Requirements: Please rewrite the listing with every "blot-band" replaced by "band-region", leaving everything else unchanged.

Region annotation listing
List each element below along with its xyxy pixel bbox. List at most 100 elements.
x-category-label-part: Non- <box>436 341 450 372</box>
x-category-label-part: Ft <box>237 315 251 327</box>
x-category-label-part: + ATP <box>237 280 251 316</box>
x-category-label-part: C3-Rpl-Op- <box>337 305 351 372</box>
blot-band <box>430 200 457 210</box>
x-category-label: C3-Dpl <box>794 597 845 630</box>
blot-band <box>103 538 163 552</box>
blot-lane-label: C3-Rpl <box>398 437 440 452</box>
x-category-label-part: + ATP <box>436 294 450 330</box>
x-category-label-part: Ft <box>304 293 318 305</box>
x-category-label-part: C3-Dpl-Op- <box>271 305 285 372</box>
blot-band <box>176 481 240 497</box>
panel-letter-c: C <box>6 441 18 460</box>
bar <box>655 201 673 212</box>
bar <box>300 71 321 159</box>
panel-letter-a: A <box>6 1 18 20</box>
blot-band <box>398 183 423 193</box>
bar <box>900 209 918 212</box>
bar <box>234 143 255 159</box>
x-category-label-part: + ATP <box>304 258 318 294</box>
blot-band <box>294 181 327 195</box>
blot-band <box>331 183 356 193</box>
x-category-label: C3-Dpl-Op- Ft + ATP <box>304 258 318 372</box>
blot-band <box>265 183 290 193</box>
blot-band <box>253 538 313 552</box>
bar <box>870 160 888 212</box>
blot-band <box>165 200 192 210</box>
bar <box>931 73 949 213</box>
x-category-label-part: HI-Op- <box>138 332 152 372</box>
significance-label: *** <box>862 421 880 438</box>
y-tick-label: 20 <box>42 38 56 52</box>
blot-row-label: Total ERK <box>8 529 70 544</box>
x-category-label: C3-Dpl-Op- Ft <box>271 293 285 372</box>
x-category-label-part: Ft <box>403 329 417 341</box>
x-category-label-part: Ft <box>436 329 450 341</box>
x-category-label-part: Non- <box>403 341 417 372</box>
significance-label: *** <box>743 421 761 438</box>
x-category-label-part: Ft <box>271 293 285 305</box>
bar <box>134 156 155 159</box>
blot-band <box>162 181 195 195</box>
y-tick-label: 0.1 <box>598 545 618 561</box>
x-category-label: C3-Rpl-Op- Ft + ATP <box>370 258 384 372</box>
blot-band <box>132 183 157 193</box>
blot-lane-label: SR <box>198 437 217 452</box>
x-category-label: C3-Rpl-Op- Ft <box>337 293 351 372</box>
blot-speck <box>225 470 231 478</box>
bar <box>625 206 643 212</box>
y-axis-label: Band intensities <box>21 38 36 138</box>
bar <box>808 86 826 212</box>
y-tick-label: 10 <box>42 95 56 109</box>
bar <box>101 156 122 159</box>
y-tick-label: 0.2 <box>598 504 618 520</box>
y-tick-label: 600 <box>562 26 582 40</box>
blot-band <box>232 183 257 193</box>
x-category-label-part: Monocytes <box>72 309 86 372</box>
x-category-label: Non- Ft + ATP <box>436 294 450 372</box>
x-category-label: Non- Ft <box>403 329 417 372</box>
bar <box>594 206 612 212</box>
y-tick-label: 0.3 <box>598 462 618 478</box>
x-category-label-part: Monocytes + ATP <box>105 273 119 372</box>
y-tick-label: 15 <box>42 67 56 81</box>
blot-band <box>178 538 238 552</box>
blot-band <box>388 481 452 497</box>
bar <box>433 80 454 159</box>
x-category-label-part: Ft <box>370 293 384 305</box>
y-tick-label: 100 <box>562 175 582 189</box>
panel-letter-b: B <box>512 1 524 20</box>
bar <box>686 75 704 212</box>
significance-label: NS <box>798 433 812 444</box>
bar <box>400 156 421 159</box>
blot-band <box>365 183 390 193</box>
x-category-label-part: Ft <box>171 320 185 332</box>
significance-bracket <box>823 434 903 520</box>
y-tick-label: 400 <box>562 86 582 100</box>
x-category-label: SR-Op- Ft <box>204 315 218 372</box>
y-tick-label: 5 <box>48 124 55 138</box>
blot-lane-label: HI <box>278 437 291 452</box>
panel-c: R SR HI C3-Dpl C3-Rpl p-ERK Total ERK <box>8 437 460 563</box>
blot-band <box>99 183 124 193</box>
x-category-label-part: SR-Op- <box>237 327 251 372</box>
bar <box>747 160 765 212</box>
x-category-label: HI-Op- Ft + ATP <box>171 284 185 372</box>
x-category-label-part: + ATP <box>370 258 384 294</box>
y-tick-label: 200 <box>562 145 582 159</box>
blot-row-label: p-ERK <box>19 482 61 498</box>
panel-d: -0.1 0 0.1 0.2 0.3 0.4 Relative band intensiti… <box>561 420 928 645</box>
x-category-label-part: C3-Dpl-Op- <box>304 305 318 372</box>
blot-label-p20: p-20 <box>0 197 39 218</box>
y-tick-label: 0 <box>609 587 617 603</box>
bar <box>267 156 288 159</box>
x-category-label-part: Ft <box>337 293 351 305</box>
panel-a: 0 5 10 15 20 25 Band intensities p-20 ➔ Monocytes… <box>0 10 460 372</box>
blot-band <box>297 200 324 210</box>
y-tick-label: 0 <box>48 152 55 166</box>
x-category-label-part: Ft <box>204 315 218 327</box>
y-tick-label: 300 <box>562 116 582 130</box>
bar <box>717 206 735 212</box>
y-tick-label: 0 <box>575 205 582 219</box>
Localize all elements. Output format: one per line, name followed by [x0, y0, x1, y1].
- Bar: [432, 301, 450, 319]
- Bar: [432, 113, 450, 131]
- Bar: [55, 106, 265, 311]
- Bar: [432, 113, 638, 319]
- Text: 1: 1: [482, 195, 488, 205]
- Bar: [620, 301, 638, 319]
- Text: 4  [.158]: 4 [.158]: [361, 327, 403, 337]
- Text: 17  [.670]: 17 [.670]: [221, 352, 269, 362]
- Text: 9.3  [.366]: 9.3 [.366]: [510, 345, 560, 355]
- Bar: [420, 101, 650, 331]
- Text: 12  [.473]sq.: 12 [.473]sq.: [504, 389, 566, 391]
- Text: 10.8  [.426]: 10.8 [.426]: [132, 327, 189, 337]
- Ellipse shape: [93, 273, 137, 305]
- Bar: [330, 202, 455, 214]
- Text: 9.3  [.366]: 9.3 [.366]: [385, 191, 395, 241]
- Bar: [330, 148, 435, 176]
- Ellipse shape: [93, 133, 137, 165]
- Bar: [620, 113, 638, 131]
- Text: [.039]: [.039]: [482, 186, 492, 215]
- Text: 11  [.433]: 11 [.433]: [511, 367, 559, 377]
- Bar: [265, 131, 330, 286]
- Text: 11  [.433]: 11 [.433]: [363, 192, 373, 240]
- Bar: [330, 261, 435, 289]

Expected answer:
List each element below along with its xyxy pixel bbox. List at most 100 elements.
x-category-label-part: Non- <box>436 341 450 372</box>
x-category-label-part: Ft <box>237 315 251 327</box>
x-category-label-part: + ATP <box>237 280 251 316</box>
x-category-label-part: C3-Rpl-Op- <box>337 305 351 372</box>
band-region <box>430 200 457 210</box>
x-category-label: C3-Dpl <box>794 597 845 630</box>
band-region <box>103 538 163 552</box>
blot-lane-label: C3-Rpl <box>398 437 440 452</box>
x-category-label-part: + ATP <box>436 294 450 330</box>
x-category-label-part: Ft <box>304 293 318 305</box>
x-category-label-part: C3-Dpl-Op- <box>271 305 285 372</box>
band-region <box>176 481 240 497</box>
panel-letter-c: C <box>6 441 18 460</box>
bar <box>655 201 673 212</box>
bar <box>300 71 321 159</box>
panel-letter-a: A <box>6 1 18 20</box>
band-region <box>398 183 423 193</box>
bar <box>900 209 918 212</box>
bar <box>234 143 255 159</box>
x-category-label-part: + ATP <box>304 258 318 294</box>
band-region <box>294 181 327 195</box>
band-region <box>331 183 356 193</box>
x-category-label: C3-Dpl-Op- Ft + ATP <box>304 258 318 372</box>
band-region <box>265 183 290 193</box>
band-region <box>253 538 313 552</box>
bar <box>870 160 888 212</box>
band-region <box>165 200 192 210</box>
bar <box>931 73 949 213</box>
x-category-label-part: HI-Op- <box>138 332 152 372</box>
significance-label: *** <box>862 421 880 438</box>
y-tick-label: 20 <box>42 38 56 52</box>
blot-row-label: Total ERK <box>8 529 70 544</box>
x-category-label: C3-Dpl-Op- Ft <box>271 293 285 372</box>
x-category-label-part: Ft <box>403 329 417 341</box>
x-category-label-part: Ft <box>436 329 450 341</box>
x-category-label-part: Non- <box>403 341 417 372</box>
significance-label: *** <box>743 421 761 438</box>
x-category-label-part: Ft <box>271 293 285 305</box>
bar <box>134 156 155 159</box>
band-region <box>162 181 195 195</box>
y-tick-label: 0.1 <box>598 545 618 561</box>
x-category-label: C3-Rpl-Op- Ft + ATP <box>370 258 384 372</box>
band-region <box>132 183 157 193</box>
blot-lane-label: SR <box>198 437 217 452</box>
x-category-label: C3-Rpl-Op- Ft <box>337 293 351 372</box>
blot-speck <box>225 470 231 478</box>
bar <box>625 206 643 212</box>
y-axis-label: Band intensities <box>21 38 36 138</box>
bar <box>808 86 826 212</box>
y-tick-label: 10 <box>42 95 56 109</box>
bar <box>101 156 122 159</box>
y-tick-label: 0.2 <box>598 504 618 520</box>
y-tick-label: 600 <box>562 26 582 40</box>
band-region <box>232 183 257 193</box>
x-category-label-part: Monocytes <box>72 309 86 372</box>
x-category-label: Non- Ft + ATP <box>436 294 450 372</box>
x-category-label: Non- Ft <box>403 329 417 372</box>
bar <box>594 206 612 212</box>
y-tick-label: 0.3 <box>598 462 618 478</box>
x-category-label-part: Monocytes + ATP <box>105 273 119 372</box>
y-tick-label: 15 <box>42 67 56 81</box>
band-region <box>178 538 238 552</box>
band-region <box>388 481 452 497</box>
bar <box>433 80 454 159</box>
x-category-label-part: Ft <box>370 293 384 305</box>
y-tick-label: 100 <box>562 175 582 189</box>
panel-letter-b: B <box>512 1 524 20</box>
bar <box>686 75 704 212</box>
significance-label: NS <box>798 433 812 444</box>
bar <box>400 156 421 159</box>
band-region <box>365 183 390 193</box>
x-category-label-part: Ft <box>171 320 185 332</box>
significance-bracket <box>823 434 903 520</box>
y-tick-label: 400 <box>562 86 582 100</box>
x-category-label: SR-Op- Ft <box>204 315 218 372</box>
y-tick-label: 5 <box>48 124 55 138</box>
blot-lane-label: HI <box>278 437 291 452</box>
panel-c: R SR HI C3-Dpl C3-Rpl p-ERK Total ERK <box>8 437 460 563</box>
band-region <box>99 183 124 193</box>
x-category-label-part: SR-Op- <box>237 327 251 372</box>
bar <box>747 160 765 212</box>
x-category-label: HI-Op- Ft + ATP <box>171 284 185 372</box>
x-category-label-part: + ATP <box>370 258 384 294</box>
y-tick-label: 200 <box>562 145 582 159</box>
blot-row-label: p-ERK <box>19 482 61 498</box>
panel-d: -0.1 0 0.1 0.2 0.3 0.4 Relative band intensiti… <box>561 420 928 645</box>
x-category-label-part: C3-Dpl-Op- <box>304 305 318 372</box>
blot-label-p20: p-20 <box>0 197 39 218</box>
y-tick-label: 0 <box>609 587 617 603</box>
bar <box>267 156 288 159</box>
x-category-label-part: Ft <box>337 293 351 305</box>
panel-a: 0 5 10 15 20 25 Band intensities p-20 ➔ Monocytes… <box>0 10 460 372</box>
band-region <box>297 200 324 210</box>
y-tick-label: 0 <box>48 152 55 166</box>
x-category-label-part: Ft <box>204 315 218 327</box>
y-tick-label: 300 <box>562 116 582 130</box>
bar <box>717 206 735 212</box>
y-tick-label: 0 <box>575 205 582 219</box>
Localize all elements. Output format: one per line, name followed by [x0, y0, x1, y1].
- Bar: [432, 301, 450, 319]
- Bar: [432, 113, 450, 131]
- Bar: [55, 106, 265, 311]
- Bar: [432, 113, 638, 319]
- Text: 1: 1: [482, 195, 488, 205]
- Bar: [620, 301, 638, 319]
- Text: 4  [.158]: 4 [.158]: [361, 327, 403, 337]
- Text: 17  [.670]: 17 [.670]: [221, 352, 269, 362]
- Text: 9.3  [.366]: 9.3 [.366]: [510, 345, 560, 355]
- Bar: [420, 101, 650, 331]
- Text: 12  [.473]sq.: 12 [.473]sq.: [504, 389, 566, 391]
- Text: 10.8  [.426]: 10.8 [.426]: [132, 327, 189, 337]
- Ellipse shape: [93, 273, 137, 305]
- Bar: [330, 202, 455, 214]
- Text: 9.3  [.366]: 9.3 [.366]: [385, 191, 395, 241]
- Bar: [330, 148, 435, 176]
- Ellipse shape: [93, 133, 137, 165]
- Bar: [620, 113, 638, 131]
- Text: [.039]: [.039]: [482, 186, 492, 215]
- Text: 11  [.433]: 11 [.433]: [511, 367, 559, 377]
- Bar: [265, 131, 330, 286]
- Text: 11  [.433]: 11 [.433]: [363, 192, 373, 240]
- Bar: [330, 261, 435, 289]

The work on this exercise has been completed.